**JOB**. Count the lines containing "офсетная" in the entries underneath, and state that count without anything else.

** START RECORDS SUPPLIED **

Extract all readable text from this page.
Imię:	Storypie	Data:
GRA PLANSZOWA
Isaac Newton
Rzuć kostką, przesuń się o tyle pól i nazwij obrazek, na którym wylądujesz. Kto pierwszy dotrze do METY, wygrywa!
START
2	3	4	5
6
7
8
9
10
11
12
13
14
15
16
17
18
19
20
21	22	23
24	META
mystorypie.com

** END RECORDS SUPPLIED **
** START RECORDS SUPPLIED **

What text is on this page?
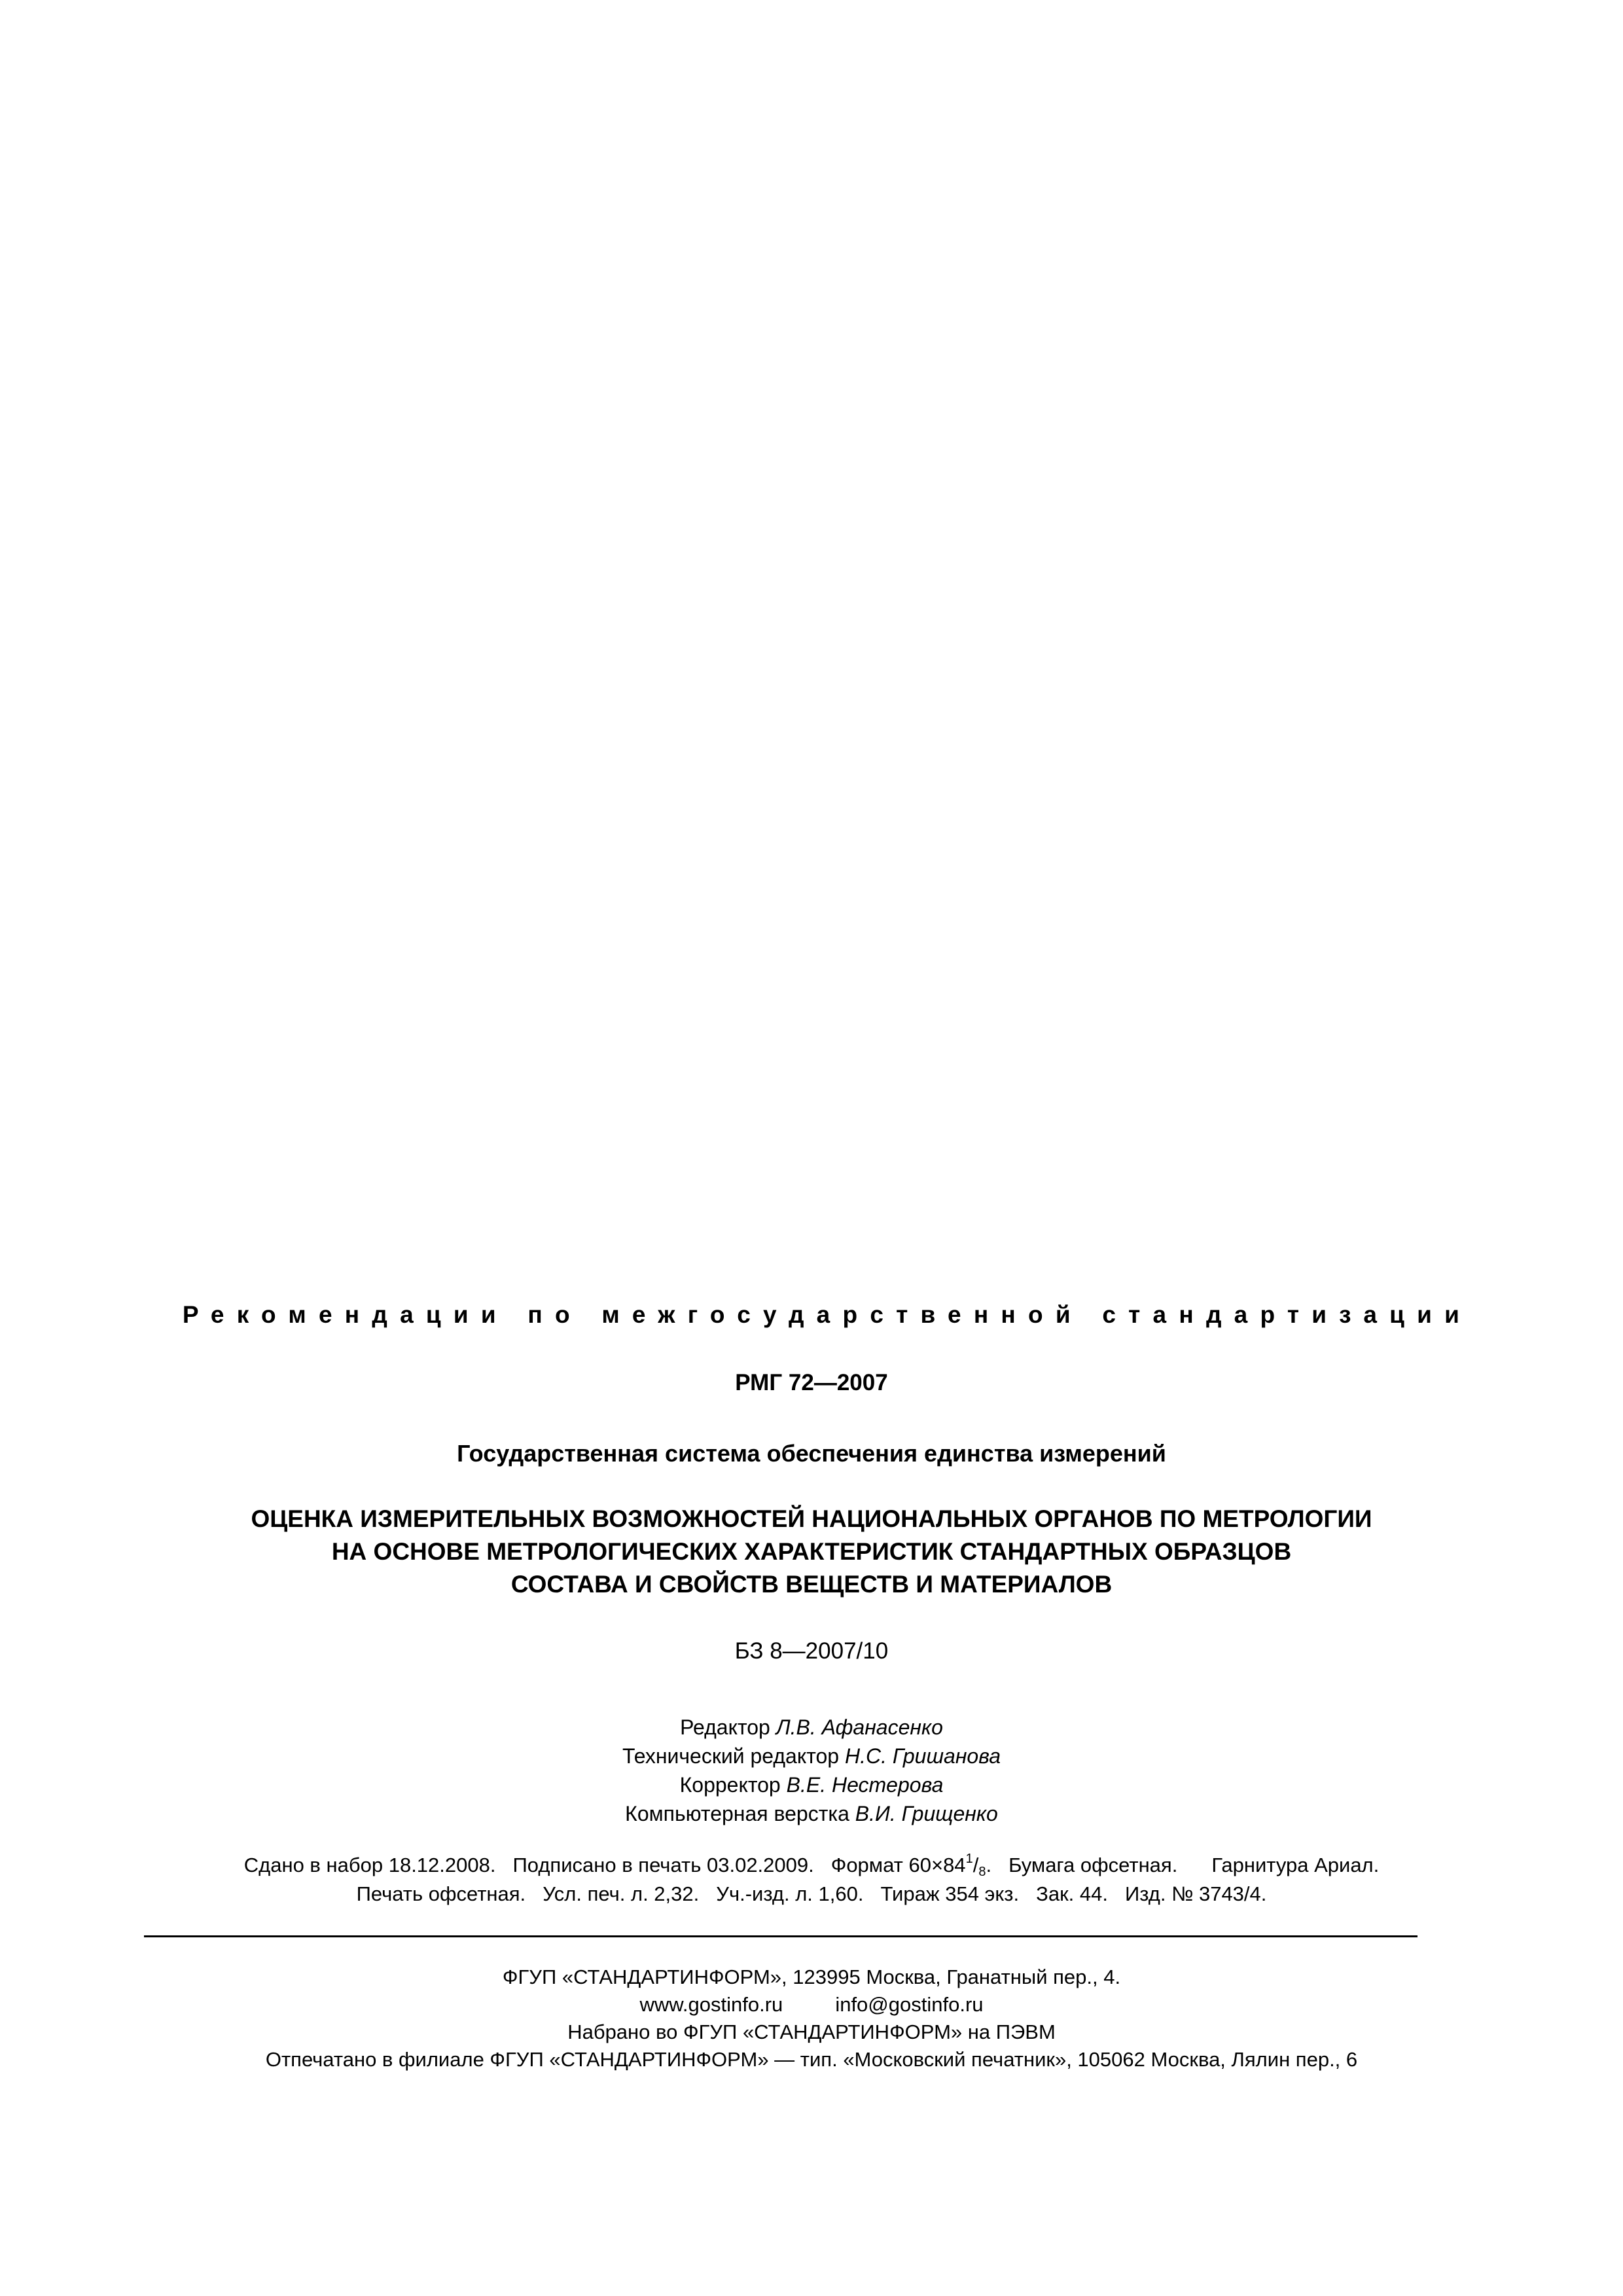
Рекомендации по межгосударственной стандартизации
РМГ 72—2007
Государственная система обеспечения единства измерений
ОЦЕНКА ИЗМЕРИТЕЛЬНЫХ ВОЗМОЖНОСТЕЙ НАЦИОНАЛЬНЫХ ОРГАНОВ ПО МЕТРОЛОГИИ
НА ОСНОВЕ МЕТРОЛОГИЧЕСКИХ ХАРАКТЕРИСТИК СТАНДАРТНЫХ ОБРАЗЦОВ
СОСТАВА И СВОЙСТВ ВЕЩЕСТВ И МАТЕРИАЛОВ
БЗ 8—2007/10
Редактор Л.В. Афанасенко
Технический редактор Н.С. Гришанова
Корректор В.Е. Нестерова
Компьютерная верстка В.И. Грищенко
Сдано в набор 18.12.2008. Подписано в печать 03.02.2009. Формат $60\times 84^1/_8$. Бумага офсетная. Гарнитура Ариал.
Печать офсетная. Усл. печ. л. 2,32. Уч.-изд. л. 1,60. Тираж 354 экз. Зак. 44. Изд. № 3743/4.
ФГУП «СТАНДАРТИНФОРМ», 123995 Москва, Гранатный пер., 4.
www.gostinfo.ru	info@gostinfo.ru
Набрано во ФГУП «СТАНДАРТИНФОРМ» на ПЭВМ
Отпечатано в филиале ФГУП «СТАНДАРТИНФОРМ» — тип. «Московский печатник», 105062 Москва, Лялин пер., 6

** END RECORDS SUPPLIED **

**EXERCISE SOLUTION**. 2